INSTRUCTIONS FOR THE TASK: Extract each line where the string "Microsoft" shows up.

DATA FOR THIS TASK:
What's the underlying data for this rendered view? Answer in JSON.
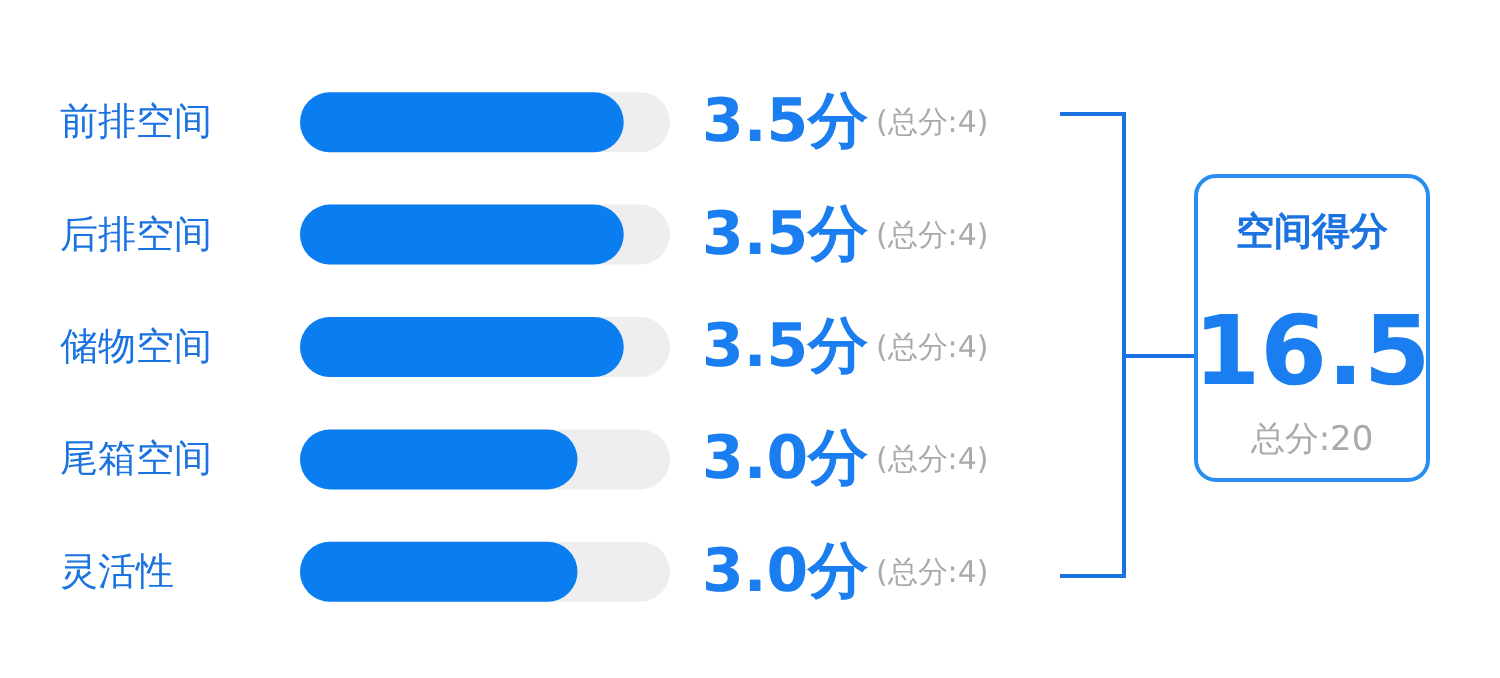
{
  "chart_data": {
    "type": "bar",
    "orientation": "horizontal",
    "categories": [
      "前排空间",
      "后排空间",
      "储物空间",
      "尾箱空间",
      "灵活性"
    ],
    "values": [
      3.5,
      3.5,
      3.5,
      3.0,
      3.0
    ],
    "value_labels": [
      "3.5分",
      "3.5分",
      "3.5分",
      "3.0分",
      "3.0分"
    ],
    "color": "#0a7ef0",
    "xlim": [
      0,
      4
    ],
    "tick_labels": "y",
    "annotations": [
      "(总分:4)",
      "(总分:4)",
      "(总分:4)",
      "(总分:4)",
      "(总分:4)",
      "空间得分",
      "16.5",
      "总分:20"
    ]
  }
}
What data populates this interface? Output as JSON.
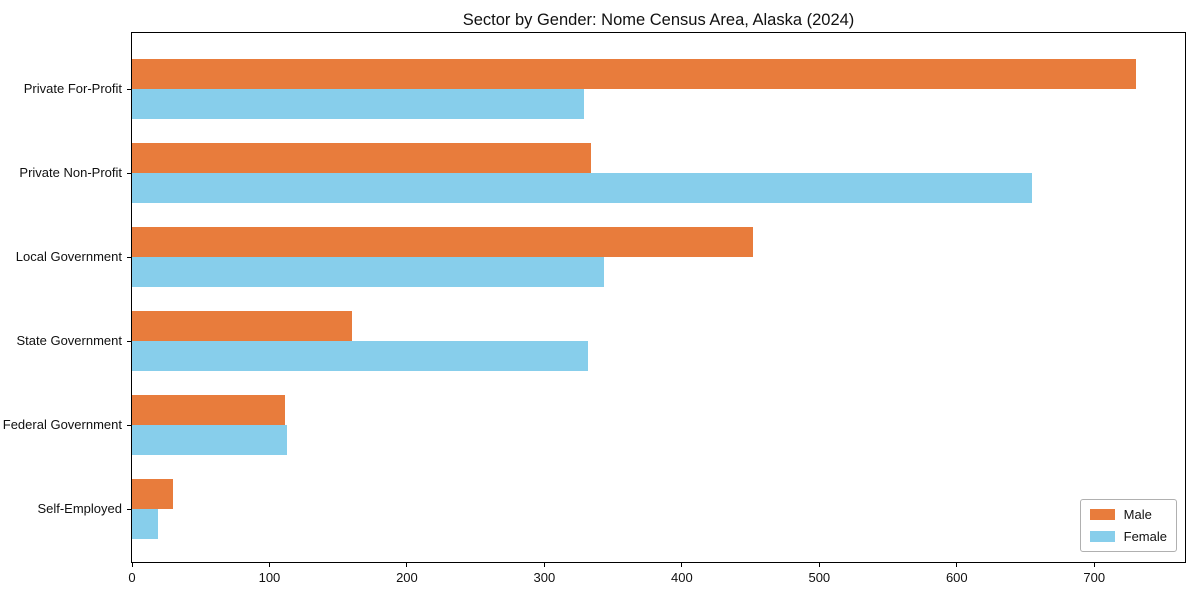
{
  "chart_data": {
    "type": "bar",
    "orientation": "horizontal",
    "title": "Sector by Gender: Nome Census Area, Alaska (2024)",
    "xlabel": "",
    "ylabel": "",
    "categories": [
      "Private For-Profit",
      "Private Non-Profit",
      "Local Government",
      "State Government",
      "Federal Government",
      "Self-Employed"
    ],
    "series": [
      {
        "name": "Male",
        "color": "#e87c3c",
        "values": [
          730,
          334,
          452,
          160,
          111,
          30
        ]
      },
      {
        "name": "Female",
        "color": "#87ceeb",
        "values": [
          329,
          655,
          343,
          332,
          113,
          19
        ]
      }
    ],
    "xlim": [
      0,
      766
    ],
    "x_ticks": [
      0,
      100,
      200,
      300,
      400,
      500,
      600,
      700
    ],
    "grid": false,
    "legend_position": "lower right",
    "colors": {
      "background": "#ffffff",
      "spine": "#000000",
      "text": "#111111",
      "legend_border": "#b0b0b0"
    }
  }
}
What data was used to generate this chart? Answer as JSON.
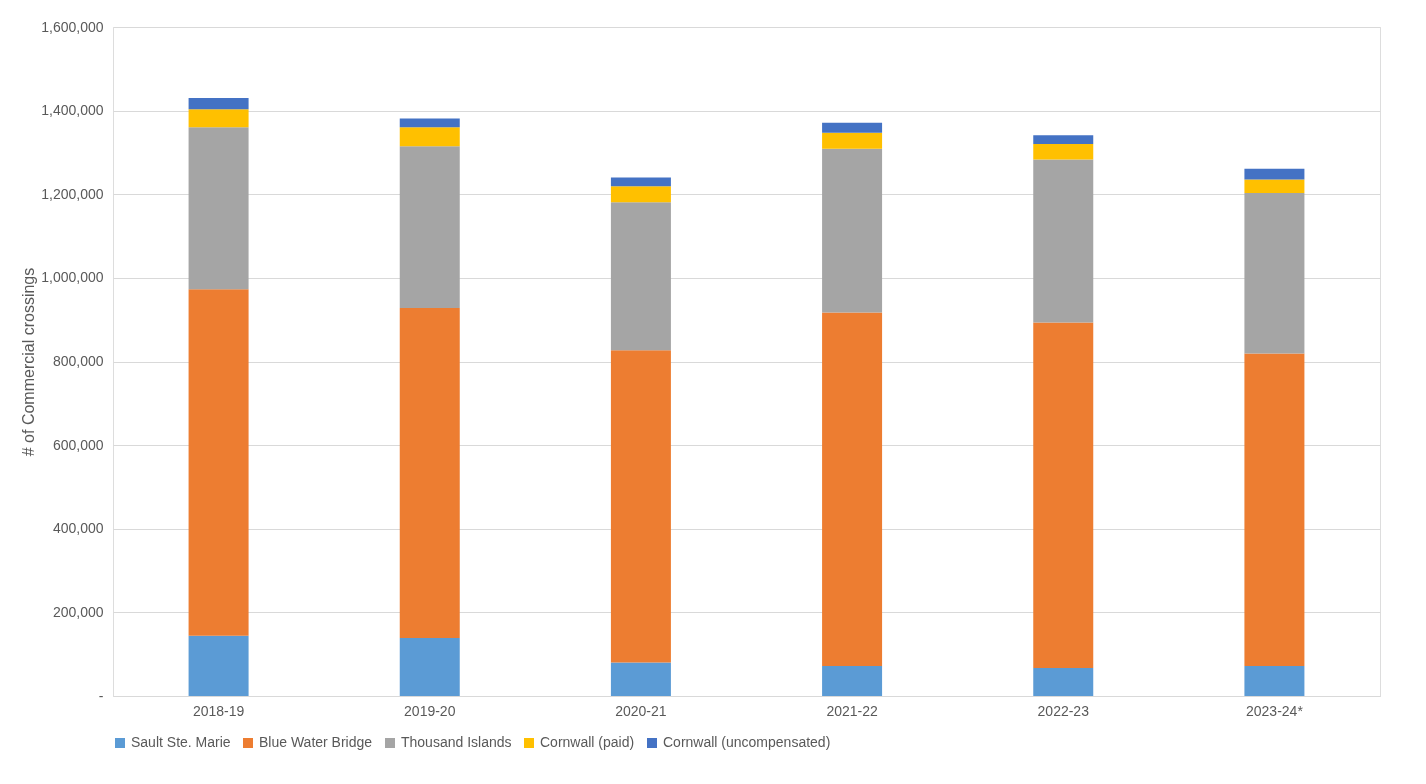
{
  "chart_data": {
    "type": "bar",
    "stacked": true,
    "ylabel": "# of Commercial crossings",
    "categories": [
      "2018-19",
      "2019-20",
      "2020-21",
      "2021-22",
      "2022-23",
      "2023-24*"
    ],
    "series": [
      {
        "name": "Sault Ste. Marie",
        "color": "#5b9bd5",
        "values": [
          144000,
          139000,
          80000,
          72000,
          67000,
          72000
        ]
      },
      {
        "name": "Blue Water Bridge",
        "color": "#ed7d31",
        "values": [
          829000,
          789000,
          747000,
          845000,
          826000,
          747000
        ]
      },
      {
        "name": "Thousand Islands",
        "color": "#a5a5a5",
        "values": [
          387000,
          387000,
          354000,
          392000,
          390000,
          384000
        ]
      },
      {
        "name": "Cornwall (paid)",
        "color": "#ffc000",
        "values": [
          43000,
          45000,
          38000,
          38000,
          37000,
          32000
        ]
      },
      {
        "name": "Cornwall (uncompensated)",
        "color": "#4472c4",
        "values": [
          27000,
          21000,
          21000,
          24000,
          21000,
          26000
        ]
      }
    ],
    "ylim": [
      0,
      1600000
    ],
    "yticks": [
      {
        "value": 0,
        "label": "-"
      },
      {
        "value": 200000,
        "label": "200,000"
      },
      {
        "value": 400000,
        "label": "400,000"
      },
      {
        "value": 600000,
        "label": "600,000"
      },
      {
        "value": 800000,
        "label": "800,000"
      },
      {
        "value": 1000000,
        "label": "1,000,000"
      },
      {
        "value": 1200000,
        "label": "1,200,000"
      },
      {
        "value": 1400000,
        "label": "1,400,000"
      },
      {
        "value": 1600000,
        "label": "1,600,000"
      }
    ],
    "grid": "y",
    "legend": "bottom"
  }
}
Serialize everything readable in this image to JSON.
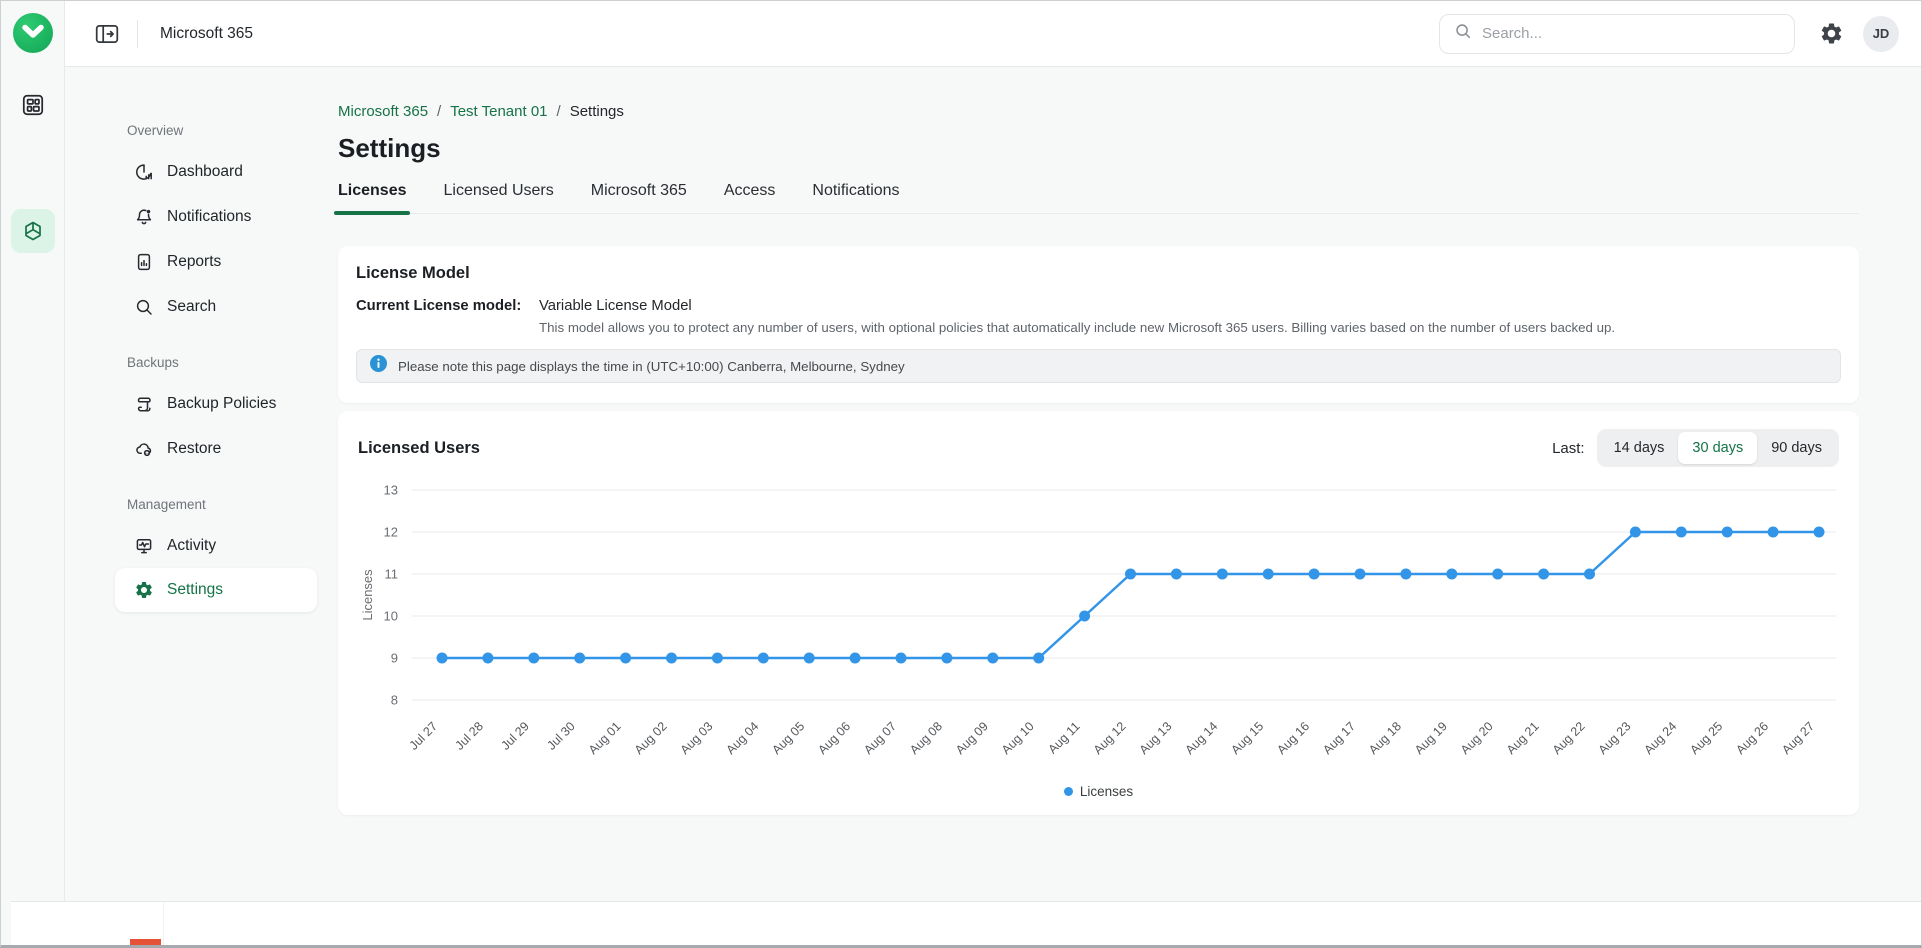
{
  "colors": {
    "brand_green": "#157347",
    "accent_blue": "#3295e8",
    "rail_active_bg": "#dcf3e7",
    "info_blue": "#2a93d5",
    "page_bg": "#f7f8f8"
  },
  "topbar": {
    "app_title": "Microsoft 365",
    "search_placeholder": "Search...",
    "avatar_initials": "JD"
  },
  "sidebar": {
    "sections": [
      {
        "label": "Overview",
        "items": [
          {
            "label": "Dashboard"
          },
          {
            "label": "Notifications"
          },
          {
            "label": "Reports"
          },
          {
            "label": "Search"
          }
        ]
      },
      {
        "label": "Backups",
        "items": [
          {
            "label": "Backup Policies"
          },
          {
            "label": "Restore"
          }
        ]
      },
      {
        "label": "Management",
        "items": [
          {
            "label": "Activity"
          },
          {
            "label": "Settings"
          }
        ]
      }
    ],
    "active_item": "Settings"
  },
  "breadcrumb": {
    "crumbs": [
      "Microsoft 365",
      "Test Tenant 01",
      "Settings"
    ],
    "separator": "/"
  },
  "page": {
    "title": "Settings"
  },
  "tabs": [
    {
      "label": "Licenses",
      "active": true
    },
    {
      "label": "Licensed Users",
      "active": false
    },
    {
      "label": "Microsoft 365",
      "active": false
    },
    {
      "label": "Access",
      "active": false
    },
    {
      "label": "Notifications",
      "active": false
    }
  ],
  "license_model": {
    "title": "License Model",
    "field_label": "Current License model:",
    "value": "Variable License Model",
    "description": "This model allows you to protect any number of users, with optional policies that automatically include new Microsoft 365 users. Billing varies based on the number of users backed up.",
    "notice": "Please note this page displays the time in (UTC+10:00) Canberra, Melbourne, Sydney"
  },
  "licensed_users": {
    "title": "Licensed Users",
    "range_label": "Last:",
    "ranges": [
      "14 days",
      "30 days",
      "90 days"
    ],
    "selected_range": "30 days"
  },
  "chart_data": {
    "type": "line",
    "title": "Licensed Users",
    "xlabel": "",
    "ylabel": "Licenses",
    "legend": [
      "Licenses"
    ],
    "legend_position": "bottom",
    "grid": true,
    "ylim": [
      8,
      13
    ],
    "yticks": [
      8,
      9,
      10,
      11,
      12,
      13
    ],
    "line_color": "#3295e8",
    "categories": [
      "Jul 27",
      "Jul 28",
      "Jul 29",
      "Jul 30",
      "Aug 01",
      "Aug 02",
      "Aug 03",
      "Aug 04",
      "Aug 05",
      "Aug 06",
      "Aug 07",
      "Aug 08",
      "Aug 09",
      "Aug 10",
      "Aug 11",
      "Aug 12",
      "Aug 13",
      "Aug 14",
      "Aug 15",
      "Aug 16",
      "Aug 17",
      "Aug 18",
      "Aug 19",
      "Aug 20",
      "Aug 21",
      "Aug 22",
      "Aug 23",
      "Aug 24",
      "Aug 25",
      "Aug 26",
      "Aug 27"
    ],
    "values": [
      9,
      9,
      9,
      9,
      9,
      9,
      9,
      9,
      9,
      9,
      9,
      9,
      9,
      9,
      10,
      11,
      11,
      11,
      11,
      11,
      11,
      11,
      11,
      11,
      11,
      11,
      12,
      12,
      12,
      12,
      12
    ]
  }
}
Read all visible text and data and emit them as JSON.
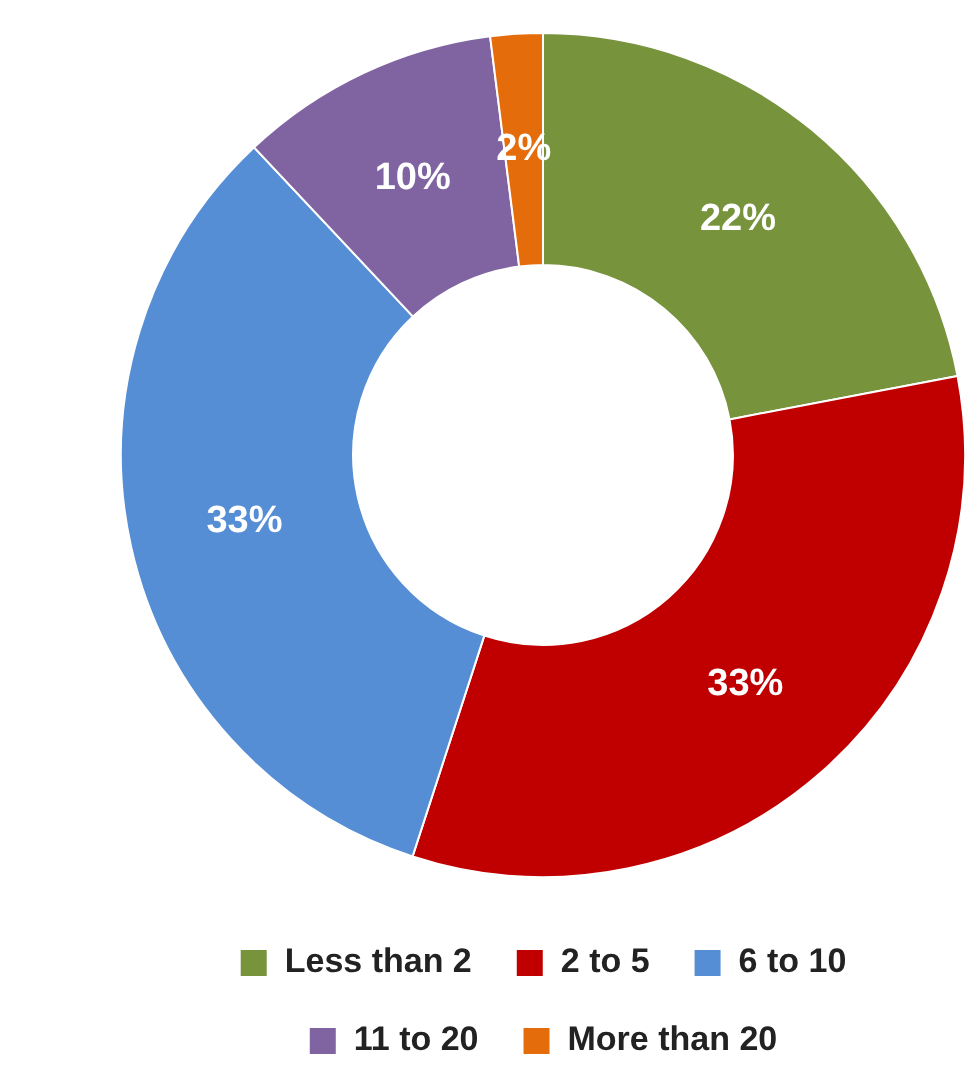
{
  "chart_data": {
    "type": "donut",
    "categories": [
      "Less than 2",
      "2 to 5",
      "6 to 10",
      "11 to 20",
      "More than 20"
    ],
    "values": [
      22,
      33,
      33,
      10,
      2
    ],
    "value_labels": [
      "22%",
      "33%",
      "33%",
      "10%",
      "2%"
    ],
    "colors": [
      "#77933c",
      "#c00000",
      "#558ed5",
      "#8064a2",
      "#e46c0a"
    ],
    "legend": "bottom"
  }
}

OUTPUT FOR THIS TASK:
    "app_title": "Microsoft 365",
      "Microsoft 365",
      "label": "Microsoft 365",
    "description": "This model allows you to protect any number of users, with optional policies that automatically include new Microsoft 365 users. Billing varies based on the number of users backed up.",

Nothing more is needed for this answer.